**AIM OF THE TASK**
For each line of the data below that holds "method", copy the line.

--- START OF RECORDS FOR PROCESSING ---

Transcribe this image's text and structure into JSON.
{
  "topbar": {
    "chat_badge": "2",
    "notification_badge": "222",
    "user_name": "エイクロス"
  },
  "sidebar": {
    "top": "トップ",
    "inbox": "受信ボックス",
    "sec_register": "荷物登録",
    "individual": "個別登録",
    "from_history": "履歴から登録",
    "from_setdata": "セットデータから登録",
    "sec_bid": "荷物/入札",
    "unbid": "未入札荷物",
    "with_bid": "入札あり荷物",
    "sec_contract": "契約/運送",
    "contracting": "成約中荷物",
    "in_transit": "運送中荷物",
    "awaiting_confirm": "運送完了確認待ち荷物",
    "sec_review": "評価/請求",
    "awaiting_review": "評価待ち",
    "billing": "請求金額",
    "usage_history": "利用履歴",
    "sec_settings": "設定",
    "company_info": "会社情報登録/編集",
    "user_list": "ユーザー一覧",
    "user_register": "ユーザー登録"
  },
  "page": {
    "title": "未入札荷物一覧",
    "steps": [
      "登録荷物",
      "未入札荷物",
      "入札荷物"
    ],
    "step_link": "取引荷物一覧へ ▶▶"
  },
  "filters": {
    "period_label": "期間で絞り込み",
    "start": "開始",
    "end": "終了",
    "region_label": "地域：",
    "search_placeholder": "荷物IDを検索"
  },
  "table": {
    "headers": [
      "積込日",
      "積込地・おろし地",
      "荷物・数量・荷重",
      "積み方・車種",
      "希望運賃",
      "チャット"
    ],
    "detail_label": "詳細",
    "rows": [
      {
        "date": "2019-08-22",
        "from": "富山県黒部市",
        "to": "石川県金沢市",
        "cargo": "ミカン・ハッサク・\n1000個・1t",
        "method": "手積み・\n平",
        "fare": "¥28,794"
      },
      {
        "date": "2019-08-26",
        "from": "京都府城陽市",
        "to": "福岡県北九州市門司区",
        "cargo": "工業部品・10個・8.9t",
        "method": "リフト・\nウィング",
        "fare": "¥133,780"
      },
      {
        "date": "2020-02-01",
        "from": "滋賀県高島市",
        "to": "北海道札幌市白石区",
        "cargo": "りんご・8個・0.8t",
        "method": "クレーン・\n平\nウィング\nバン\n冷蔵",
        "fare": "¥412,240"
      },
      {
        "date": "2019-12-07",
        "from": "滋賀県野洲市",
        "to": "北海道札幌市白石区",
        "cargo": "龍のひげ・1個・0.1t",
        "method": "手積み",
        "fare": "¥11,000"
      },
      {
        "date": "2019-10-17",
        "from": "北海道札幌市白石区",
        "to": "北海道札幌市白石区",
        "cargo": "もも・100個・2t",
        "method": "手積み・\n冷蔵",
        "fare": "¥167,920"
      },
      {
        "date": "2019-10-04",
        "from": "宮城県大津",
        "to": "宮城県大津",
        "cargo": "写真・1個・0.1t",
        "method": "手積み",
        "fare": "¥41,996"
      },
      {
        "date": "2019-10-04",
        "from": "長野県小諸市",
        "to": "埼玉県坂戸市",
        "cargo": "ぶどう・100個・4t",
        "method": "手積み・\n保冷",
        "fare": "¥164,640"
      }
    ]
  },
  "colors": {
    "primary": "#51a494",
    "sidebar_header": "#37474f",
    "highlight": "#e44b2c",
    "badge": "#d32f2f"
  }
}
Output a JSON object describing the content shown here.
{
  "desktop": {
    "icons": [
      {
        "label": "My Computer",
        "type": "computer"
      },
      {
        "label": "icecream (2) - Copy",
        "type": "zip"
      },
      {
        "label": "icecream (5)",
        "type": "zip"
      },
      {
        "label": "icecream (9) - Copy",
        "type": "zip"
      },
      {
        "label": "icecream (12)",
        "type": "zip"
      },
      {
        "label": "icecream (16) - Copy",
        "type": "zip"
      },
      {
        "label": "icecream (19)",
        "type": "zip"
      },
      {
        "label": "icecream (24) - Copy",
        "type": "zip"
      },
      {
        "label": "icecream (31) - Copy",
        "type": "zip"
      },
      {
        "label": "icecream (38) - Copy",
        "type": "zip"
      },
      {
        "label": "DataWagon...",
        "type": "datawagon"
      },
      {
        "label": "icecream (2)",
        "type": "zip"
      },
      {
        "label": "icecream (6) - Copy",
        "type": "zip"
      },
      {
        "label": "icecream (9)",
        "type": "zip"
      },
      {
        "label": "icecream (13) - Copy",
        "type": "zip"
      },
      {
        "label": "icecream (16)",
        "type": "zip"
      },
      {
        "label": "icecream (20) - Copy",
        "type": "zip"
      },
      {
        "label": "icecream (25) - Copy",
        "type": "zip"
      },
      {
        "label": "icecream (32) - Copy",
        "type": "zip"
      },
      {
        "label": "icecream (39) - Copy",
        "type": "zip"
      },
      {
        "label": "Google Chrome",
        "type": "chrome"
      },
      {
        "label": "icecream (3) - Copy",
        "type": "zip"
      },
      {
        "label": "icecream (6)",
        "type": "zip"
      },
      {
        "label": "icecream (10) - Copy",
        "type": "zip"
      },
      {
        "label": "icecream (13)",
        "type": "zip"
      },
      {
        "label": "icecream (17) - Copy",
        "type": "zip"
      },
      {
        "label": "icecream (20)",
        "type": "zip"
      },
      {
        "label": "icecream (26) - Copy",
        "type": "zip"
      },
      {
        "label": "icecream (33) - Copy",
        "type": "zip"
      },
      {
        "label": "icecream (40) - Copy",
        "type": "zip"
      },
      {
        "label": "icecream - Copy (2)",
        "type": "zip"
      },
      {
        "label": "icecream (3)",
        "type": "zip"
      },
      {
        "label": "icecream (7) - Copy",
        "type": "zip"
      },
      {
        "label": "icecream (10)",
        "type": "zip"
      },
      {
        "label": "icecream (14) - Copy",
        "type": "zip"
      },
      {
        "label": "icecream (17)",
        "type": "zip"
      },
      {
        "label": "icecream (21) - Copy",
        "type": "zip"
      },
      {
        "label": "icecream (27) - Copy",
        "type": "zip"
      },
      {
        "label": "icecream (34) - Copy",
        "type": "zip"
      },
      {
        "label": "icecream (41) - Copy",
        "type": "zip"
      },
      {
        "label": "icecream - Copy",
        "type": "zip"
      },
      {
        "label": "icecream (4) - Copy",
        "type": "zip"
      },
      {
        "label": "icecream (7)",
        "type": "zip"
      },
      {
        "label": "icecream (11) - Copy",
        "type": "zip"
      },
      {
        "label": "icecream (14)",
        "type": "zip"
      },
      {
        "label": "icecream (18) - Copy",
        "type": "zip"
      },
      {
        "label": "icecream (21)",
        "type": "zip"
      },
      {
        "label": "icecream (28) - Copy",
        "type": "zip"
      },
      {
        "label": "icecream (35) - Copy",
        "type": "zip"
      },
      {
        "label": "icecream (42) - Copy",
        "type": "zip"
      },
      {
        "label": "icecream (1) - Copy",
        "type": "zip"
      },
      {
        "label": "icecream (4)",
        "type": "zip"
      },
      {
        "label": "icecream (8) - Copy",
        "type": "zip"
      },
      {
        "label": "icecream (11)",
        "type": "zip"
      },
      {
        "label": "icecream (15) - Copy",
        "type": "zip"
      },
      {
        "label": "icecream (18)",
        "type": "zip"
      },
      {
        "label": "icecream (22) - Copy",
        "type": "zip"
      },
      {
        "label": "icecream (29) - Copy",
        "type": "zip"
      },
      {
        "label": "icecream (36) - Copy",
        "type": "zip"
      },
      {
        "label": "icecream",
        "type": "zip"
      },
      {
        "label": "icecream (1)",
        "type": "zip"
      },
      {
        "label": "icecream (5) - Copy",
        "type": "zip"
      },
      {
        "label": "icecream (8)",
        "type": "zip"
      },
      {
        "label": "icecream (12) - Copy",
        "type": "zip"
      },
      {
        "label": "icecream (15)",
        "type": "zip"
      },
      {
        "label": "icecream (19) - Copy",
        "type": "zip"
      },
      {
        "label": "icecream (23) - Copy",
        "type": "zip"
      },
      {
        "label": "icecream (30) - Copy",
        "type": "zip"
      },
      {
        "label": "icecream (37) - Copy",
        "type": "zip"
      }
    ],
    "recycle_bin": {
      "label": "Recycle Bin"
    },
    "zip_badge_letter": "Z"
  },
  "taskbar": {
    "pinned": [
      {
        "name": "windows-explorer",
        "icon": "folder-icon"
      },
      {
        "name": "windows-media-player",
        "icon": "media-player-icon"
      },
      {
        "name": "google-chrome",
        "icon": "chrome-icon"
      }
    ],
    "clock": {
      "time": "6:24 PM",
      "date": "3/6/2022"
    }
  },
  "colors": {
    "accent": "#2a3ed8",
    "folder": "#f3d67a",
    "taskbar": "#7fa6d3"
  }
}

--- END OF RECORDS FOR PROCESSING ---

**WRITTEN RESPONSE**
        "method": "手積み・\n平",
        "method": "リフト・\nウィング",
        "method": "クレーン・\n平\nウィング\nバン\n冷蔵",
        "method": "手積み",
        "method": "手積み・\n冷蔵",
        "method": "手積み",
        "method": "手積み・\n保冷",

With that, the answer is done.